* [The request]:
Copy all lines holding the word "faixas" from the entries.

(Dataset records)
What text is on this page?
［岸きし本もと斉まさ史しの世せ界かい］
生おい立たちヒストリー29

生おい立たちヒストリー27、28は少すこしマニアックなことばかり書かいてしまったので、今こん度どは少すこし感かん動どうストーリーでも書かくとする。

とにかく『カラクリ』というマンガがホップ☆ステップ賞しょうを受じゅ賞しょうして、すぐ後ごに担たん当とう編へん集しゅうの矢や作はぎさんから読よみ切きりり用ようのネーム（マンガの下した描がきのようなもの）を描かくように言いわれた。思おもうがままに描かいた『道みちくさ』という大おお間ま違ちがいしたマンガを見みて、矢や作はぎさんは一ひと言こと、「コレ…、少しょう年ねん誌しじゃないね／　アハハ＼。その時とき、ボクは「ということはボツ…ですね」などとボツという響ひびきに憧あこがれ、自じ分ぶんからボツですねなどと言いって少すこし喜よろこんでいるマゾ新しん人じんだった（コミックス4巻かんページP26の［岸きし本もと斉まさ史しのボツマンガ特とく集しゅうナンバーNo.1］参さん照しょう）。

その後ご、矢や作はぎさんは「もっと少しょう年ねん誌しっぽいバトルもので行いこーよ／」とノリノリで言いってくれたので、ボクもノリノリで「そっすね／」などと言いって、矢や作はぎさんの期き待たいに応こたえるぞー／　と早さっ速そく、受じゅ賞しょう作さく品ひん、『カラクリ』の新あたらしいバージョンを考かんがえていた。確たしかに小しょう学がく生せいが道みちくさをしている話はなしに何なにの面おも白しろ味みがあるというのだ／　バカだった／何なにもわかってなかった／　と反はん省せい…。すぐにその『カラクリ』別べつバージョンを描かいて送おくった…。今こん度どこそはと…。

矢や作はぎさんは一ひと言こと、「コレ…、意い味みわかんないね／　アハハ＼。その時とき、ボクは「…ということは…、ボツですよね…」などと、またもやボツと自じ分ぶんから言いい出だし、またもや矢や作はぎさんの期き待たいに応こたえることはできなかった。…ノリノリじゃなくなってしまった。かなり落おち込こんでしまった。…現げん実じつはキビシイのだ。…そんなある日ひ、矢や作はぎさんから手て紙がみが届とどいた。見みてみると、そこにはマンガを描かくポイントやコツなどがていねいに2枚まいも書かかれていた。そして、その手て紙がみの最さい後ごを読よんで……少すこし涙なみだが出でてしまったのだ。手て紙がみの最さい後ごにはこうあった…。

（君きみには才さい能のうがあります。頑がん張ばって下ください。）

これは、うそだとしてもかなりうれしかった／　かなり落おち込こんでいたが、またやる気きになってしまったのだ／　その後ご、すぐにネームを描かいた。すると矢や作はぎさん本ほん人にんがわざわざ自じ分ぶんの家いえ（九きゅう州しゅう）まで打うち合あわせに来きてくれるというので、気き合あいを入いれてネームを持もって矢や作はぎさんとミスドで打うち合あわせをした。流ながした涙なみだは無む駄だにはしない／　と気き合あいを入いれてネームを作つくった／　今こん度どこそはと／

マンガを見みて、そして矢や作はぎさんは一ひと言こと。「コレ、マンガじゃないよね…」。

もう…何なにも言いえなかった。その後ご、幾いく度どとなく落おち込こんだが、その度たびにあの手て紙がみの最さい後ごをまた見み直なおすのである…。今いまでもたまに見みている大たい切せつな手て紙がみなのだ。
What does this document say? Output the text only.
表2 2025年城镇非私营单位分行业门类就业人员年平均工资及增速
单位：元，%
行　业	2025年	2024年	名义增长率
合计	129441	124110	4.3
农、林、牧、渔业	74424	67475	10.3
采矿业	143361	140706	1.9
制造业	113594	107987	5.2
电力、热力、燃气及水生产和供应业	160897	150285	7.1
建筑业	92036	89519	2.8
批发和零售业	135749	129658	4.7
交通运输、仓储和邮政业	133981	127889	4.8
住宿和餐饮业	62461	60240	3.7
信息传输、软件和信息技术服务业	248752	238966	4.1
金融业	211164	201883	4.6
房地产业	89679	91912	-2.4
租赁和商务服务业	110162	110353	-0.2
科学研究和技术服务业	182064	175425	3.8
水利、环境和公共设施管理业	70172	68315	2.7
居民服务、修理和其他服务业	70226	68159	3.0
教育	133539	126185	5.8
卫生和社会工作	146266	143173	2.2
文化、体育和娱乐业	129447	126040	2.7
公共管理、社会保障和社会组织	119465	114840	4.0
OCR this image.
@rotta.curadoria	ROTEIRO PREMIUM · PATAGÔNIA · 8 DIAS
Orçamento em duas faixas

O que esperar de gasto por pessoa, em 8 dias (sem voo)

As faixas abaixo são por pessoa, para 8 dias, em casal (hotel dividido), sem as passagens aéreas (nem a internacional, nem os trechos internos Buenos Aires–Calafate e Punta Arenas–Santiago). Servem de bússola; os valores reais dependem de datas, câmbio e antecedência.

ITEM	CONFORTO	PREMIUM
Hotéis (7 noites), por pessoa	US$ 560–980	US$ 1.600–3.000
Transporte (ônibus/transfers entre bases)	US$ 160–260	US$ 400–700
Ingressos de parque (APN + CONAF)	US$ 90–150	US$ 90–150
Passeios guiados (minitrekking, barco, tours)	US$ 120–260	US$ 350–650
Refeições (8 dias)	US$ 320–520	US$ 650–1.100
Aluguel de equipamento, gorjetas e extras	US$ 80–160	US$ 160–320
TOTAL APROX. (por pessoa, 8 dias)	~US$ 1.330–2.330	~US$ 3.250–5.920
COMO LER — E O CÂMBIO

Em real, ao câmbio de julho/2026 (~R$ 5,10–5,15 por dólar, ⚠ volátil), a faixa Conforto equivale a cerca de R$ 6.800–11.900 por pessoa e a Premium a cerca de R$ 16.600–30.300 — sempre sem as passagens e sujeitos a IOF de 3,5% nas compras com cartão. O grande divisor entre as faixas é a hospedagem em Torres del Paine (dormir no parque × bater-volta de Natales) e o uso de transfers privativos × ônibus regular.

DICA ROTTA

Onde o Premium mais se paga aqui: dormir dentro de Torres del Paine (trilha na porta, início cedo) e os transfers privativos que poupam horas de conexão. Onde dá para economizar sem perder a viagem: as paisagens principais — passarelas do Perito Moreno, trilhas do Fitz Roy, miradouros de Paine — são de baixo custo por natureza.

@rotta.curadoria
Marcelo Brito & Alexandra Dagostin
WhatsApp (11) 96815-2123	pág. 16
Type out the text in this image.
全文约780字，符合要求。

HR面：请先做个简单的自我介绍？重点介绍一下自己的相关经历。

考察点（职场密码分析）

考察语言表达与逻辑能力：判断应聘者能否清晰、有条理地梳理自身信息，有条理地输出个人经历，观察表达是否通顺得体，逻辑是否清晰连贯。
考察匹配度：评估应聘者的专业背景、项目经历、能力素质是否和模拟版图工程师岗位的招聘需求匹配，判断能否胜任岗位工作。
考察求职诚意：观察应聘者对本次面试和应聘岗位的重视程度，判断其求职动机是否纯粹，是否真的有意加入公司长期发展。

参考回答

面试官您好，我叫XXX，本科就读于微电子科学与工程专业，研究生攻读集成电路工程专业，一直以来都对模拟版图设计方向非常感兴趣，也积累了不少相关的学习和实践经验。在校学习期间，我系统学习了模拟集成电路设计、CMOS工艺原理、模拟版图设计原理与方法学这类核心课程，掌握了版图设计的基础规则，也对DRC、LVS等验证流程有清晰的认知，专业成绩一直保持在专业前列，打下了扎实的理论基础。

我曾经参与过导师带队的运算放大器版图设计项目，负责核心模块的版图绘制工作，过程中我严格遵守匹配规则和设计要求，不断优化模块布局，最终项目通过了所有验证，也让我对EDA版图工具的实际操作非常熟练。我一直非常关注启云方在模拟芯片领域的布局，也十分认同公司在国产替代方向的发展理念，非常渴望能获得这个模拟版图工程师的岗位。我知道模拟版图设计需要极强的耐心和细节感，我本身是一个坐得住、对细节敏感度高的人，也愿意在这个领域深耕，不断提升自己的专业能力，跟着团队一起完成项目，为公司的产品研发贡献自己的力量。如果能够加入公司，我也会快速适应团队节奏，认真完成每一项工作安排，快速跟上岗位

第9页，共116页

* [Solution]:
Orçamento em duas faixas
As faixas abaixo são por pessoa, para 8 dias, em casal (hotel dividido), sem as passagens aéreas (nem a internacional, nem os trechos internos Buenos Aires–Calafate e Punta Arenas–Santiago). Servem de bússola; os valores reais dependem de datas, câmbio e antecedência.
Em real, ao câmbio de julho/2026 (~R$ 5,10–5,15 por dólar, ⚠ volátil), a faixa Conforto equivale a cerca de R$ 6.800–11.900 por pessoa e a Premium a cerca de R$ 16.600–30.300 — sempre sem as passagens e sujeitos a IOF de 3,5% nas compras com cartão. O grande divisor entre as faixas é a hospedagem em Torres del Paine (dormir no parque × bater-volta de Natales) e o uso de transfers privativos × ônibus regular.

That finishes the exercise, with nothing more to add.